Set task: Please output only the lines that run from the line containing "Type out the text in this image." through the end of the material below, exactly.

Supplied data:
+ + + + +

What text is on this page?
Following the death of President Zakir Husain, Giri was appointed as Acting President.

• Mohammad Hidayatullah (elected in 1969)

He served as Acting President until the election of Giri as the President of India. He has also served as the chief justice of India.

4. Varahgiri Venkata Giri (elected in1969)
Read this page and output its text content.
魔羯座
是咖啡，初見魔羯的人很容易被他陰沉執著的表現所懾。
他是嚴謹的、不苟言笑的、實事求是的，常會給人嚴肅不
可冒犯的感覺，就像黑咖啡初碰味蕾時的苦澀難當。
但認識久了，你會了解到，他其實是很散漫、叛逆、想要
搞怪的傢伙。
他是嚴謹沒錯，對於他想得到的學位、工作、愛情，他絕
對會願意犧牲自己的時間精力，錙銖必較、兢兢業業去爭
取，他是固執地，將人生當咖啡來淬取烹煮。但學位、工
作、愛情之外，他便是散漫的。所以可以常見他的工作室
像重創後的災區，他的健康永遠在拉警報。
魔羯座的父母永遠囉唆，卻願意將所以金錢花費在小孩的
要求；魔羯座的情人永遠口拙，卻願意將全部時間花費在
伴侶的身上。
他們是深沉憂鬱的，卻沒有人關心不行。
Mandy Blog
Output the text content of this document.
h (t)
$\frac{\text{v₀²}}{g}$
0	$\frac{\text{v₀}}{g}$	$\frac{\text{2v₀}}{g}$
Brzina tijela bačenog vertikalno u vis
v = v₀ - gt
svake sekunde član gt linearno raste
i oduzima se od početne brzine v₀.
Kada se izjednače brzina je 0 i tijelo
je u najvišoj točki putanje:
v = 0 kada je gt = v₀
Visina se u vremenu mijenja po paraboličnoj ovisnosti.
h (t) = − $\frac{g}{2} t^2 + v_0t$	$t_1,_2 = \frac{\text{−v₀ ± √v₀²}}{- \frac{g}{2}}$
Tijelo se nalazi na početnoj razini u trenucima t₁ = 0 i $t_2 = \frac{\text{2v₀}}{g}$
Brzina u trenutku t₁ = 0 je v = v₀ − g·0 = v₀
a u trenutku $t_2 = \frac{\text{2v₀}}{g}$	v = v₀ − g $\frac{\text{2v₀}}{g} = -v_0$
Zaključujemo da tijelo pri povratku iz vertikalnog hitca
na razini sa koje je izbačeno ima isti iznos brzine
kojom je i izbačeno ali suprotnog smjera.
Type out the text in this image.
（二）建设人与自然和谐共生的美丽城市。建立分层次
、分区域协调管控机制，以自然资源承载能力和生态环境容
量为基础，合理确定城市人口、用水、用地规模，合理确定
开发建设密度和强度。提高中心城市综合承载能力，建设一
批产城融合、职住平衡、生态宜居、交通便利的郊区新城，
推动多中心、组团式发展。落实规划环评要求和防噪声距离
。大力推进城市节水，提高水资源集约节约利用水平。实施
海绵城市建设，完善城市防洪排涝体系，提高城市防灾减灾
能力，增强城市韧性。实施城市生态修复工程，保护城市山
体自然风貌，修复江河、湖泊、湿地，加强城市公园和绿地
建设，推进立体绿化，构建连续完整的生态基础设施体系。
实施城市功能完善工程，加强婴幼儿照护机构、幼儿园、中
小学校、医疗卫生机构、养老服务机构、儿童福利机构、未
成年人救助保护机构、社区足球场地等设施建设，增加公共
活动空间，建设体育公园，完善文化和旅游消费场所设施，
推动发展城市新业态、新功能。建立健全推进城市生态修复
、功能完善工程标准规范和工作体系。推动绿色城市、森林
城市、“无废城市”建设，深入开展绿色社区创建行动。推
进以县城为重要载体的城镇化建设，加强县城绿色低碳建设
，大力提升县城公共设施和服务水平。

+ + + + +

Completed exercise:
Type out the text in this image.
（二）建设人与自然和谐共生的美丽城市。建立分层次
、分区域协调管控机制，以自然资源承载能力和生态环境容
量为基础，合理确定城市人口、用水、用地规模，合理确定
开发建设密度和强度。提高中心城市综合承载能力，建设一
批产城融合、职住平衡、生态宜居、交通便利的郊区新城，
推动多中心、组团式发展。落实规划环评要求和防噪声距离
。大力推进城市节水，提高水资源集约节约利用水平。实施
海绵城市建设，完善城市防洪排涝体系，提高城市防灾减灾
能力，增强城市韧性。实施城市生态修复工程，保护城市山
体自然风貌，修复江河、湖泊、湿地，加强城市公园和绿地
建设，推进立体绿化，构建连续完整的生态基础设施体系。
实施城市功能完善工程，加强婴幼儿照护机构、幼儿园、中
小学校、医疗卫生机构、养老服务机构、儿童福利机构、未
成年人救助保护机构、社区足球场地等设施建设，增加公共
活动空间，建设体育公园，完善文化和旅游消费场所设施，
推动发展城市新业态、新功能。建立健全推进城市生态修复
、功能完善工程标准规范和工作体系。推动绿色城市、森林
城市、“无废城市”建设，深入开展绿色社区创建行动。推
进以县城为重要载体的城镇化建设，加强县城绿色低碳建设
，大力提升县城公共设施和服务水平。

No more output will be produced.